--- EXCERPT ---
The elections of 5 March 1933 were, as historians have accurately said, ‘dominated by terror’. Not surprisingly, given the prevailing intimidation, the National Socialist Party won a majority. Yet it is worth noting that the Communists still took nearly five million votes and obtained eighty-one seats in the Reichstag. Although the Nazis had 288 seats, this was only 43.9 per cent of the vote, and the other parties held 359 seats. In other words, the majority of German citizens voted against the National Socialist Party.
But the Nazis were now not to be stopped. On 23 March, with its Communist deputies all either dead or in concentration camps, the Reichstag was dragooned into passing the notorious ‘Enabling Act’. By this act, it became ‘constitutional’ for the cabinet to frame laws without the approval of the Reichstag. Legislative and executive powers were now effectively merged, and Hitler was voted dictator. He had absolute and ostensibly ‘legal’ power to do as he wished with Germany. It had taken him less than two months to destroy the last vestiges of the country’s experiment in democracy. According to a cabaret joke at the time:
Members of which choral society earn individually more than Caruso: Reichstag deputies—they perform once a year, sing two songs (the national anthem and the ‘Horst Wessel Lied’) and receive twelve thousand marks each.9
In July 1933, the new régime signed a concordat with the Vatican. In the same month, another law was passed, making National Socialism the only legal party in Germany. To attempt to establish another would be punishable by a minimum three years’ imprisonment. Hitler’s authority was now beyond any possibility of challenge. Yet for his more grandiose designs, he needed the armed forces. It was to them that he began to turn his attention.
---
> **TASK REQUIREMENTS**
A – According to the excerpt on Nazi Germany in 1933, what share of the vote did the National Socialist Party receive in the elections of 5 March 1933?
B – Extend the excerpt on Nazi Germany in 1933, picking up after its last sentence.
The entries that follow have no connection to the excerpt on Nazi Germany in 1933.
--- RAW DATA ---
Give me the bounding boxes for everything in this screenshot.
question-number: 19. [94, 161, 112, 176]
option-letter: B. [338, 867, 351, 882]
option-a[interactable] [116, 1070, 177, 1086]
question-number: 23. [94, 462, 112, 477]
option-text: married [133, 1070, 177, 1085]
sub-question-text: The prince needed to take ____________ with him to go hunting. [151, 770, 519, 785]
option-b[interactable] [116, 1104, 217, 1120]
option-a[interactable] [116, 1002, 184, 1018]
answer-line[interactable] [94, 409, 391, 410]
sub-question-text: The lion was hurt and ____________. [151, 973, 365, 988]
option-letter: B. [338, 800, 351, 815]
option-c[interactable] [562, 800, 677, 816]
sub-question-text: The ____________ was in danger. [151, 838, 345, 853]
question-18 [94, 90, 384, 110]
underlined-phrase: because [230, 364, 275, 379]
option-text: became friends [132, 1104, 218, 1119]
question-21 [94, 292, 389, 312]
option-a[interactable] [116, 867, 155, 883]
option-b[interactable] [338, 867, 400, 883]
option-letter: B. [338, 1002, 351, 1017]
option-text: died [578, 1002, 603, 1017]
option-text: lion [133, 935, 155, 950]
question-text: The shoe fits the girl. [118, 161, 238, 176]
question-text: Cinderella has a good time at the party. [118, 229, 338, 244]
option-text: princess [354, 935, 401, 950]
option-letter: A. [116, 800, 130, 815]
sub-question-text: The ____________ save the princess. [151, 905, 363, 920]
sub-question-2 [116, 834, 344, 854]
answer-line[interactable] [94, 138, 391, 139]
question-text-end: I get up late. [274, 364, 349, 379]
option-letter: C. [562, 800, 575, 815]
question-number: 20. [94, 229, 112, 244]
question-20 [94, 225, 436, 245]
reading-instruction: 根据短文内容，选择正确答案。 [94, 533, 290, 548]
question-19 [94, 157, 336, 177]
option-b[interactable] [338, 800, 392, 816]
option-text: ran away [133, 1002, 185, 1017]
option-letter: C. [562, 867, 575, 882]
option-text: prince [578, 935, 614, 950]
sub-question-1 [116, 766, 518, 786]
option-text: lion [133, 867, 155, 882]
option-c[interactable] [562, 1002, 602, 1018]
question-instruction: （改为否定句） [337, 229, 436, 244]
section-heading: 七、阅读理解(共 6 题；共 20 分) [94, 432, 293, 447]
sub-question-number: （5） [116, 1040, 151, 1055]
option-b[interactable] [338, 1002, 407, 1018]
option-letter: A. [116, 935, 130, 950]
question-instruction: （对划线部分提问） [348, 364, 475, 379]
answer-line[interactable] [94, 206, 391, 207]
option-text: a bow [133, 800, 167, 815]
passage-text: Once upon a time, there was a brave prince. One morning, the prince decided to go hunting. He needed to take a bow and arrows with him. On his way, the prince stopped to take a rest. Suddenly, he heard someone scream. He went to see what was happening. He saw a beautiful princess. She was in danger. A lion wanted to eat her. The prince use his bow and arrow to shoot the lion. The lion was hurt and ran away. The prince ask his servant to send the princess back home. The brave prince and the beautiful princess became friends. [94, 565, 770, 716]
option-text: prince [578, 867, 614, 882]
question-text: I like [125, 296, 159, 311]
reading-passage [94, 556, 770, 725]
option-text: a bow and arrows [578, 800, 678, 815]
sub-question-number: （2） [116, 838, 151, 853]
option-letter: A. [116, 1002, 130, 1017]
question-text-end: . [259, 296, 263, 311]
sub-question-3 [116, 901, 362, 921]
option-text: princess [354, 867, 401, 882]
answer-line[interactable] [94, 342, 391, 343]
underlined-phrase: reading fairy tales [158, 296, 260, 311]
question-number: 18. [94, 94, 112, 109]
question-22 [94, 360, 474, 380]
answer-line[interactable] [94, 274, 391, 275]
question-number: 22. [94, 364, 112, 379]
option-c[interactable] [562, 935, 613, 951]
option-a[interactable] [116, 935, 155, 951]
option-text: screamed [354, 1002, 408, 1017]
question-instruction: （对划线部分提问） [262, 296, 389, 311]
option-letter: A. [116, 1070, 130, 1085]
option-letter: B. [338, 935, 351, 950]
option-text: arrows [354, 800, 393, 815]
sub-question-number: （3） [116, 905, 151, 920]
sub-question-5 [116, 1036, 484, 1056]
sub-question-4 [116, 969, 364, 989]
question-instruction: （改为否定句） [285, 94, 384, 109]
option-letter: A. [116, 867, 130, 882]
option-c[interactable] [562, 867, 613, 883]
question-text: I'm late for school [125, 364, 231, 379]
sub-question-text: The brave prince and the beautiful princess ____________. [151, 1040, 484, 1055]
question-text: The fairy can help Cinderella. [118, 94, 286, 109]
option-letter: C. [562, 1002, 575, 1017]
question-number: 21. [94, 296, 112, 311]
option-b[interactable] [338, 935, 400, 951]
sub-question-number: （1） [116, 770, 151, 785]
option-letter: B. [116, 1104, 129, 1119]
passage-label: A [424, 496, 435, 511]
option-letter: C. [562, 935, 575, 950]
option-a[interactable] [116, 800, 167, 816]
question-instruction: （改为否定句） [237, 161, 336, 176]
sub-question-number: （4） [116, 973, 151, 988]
---
> **RESPONSES TO THE TASKS**
A – 43.9 percent of the vote.

B –
During the early years of his military career, Claus von Stauffenberg was, in many respects, less the single-minded professional soldier than the typical ‘Renaissance man’ he had been in the past. He read copiously, in a number of fields: military history, general history, politics, philosophy, psychology, economics, art and literature. He became fluent in Russian and English. Although no record exists of him having formally studied French, he appears to have known the language well. He continued to attend lectures and concerts, and maintained his ongoing apprenticeship to Stefan George. During 1930, while engaged in specialised military courses at Döberitz, he still contrived to attend readings and recitations at George’s Berlin apartment. ‘I had the greatest poet of the age as my master,’ he said to Nina.10 It was through George that the seeds of what would become Stauffenberg’s antipathy to National Socialism were planted in his mind.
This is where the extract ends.